(Data entries for graphics)
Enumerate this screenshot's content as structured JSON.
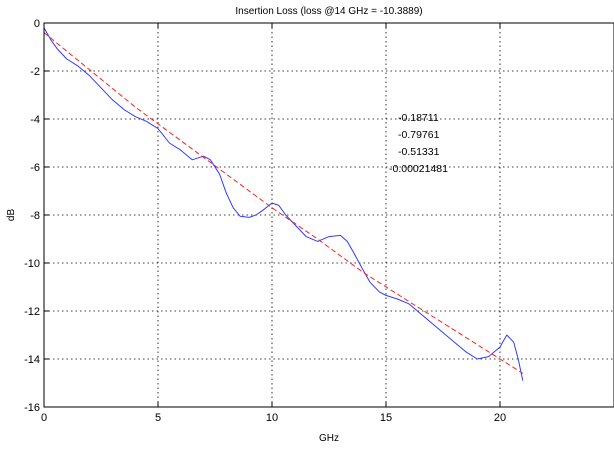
{
  "chart_data": {
    "type": "line",
    "title": "Insertion Loss  (loss @14 GHz = -10.3889)",
    "xlabel": "GHz",
    "ylabel": "dB",
    "xlim": [
      0,
      25
    ],
    "ylim": [
      -16,
      0
    ],
    "xticks": [
      0,
      5,
      10,
      15,
      20
    ],
    "yticks": [
      0,
      -2,
      -4,
      -6,
      -8,
      -10,
      -12,
      -14,
      -16
    ],
    "grid": true,
    "series": [
      {
        "color": "#2f3cff",
        "style": "solid",
        "x": [
          0,
          0.3,
          0.6,
          1,
          1.5,
          2,
          2.5,
          3,
          3.5,
          4,
          4.5,
          5,
          5.5,
          6,
          6.5,
          7,
          7.3,
          7.7,
          8,
          8.3,
          8.6,
          9,
          9.3,
          9.6,
          10,
          10.3,
          10.6,
          11,
          11.5,
          12,
          12.5,
          13,
          13.3,
          13.6,
          14,
          14.3,
          14.7,
          15,
          15.5,
          16,
          16.5,
          17,
          17.5,
          18,
          18.5,
          19,
          19.5,
          20,
          20.3,
          20.6,
          20.8,
          21
        ],
        "y": [
          -0.2,
          -0.7,
          -1.1,
          -1.5,
          -1.8,
          -2.2,
          -2.7,
          -3.2,
          -3.6,
          -3.9,
          -4.1,
          -4.4,
          -5,
          -5.3,
          -5.7,
          -5.55,
          -5.7,
          -6.3,
          -7.1,
          -7.7,
          -8.05,
          -8.1,
          -8.0,
          -7.8,
          -7.5,
          -7.6,
          -8.0,
          -8.4,
          -8.9,
          -9.1,
          -8.9,
          -8.85,
          -9.1,
          -9.6,
          -10.3,
          -10.8,
          -11.2,
          -11.35,
          -11.5,
          -11.7,
          -12.1,
          -12.5,
          -12.9,
          -13.3,
          -13.7,
          -14.0,
          -13.9,
          -13.5,
          -13.0,
          -13.3,
          -14.0,
          -14.9
        ]
      },
      {
        "color": "#ff2020",
        "style": "dashed",
        "x": [
          0,
          2,
          4,
          6,
          8,
          10,
          12,
          14,
          16,
          18,
          20,
          21
        ],
        "y": [
          -0.4,
          -1.95,
          -3.5,
          -4.9,
          -6.3,
          -7.7,
          -9.0,
          -10.39,
          -11.6,
          -12.8,
          -14.0,
          -14.6
        ]
      }
    ],
    "annotations": [
      "-0.18711",
      "-0.79761",
      "-0.51331",
      "-0.00021481"
    ]
  }
}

§ **GIVEN EXERCISE**
Set down all the data again exactly as above, pictures excluded.

§ **EXPECTED ANSWER**
Enumerate this screenshot's content as structured JSON.
{
  "chart_data": {
    "type": "line",
    "title": "Insertion Loss  (loss @14 GHz = -10.3889)",
    "xlabel": "GHz",
    "ylabel": "dB",
    "xlim": [
      0,
      25
    ],
    "ylim": [
      -16,
      0
    ],
    "xticks": [
      0,
      5,
      10,
      15,
      20
    ],
    "yticks": [
      0,
      -2,
      -4,
      -6,
      -8,
      -10,
      -12,
      -14,
      -16
    ],
    "grid": true,
    "series": [
      {
        "color": "#2f3cff",
        "style": "solid",
        "x": [
          0,
          0.3,
          0.6,
          1,
          1.5,
          2,
          2.5,
          3,
          3.5,
          4,
          4.5,
          5,
          5.5,
          6,
          6.5,
          7,
          7.3,
          7.7,
          8,
          8.3,
          8.6,
          9,
          9.3,
          9.6,
          10,
          10.3,
          10.6,
          11,
          11.5,
          12,
          12.5,
          13,
          13.3,
          13.6,
          14,
          14.3,
          14.7,
          15,
          15.5,
          16,
          16.5,
          17,
          17.5,
          18,
          18.5,
          19,
          19.5,
          20,
          20.3,
          20.6,
          20.8,
          21
        ],
        "y": [
          -0.2,
          -0.7,
          -1.1,
          -1.5,
          -1.8,
          -2.2,
          -2.7,
          -3.2,
          -3.6,
          -3.9,
          -4.1,
          -4.4,
          -5,
          -5.3,
          -5.7,
          -5.55,
          -5.7,
          -6.3,
          -7.1,
          -7.7,
          -8.05,
          -8.1,
          -8.0,
          -7.8,
          -7.5,
          -7.6,
          -8.0,
          -8.4,
          -8.9,
          -9.1,
          -8.9,
          -8.85,
          -9.1,
          -9.6,
          -10.3,
          -10.8,
          -11.2,
          -11.35,
          -11.5,
          -11.7,
          -12.1,
          -12.5,
          -12.9,
          -13.3,
          -13.7,
          -14.0,
          -13.9,
          -13.5,
          -13.0,
          -13.3,
          -14.0,
          -14.9
        ]
      },
      {
        "color": "#ff2020",
        "style": "dashed",
        "x": [
          0,
          2,
          4,
          6,
          8,
          10,
          12,
          14,
          16,
          18,
          20,
          21
        ],
        "y": [
          -0.4,
          -1.95,
          -3.5,
          -4.9,
          -6.3,
          -7.7,
          -9.0,
          -10.39,
          -11.6,
          -12.8,
          -14.0,
          -14.6
        ]
      }
    ],
    "annotations": [
      "-0.18711",
      "-0.79761",
      "-0.51331",
      "-0.00021481"
    ]
  }
}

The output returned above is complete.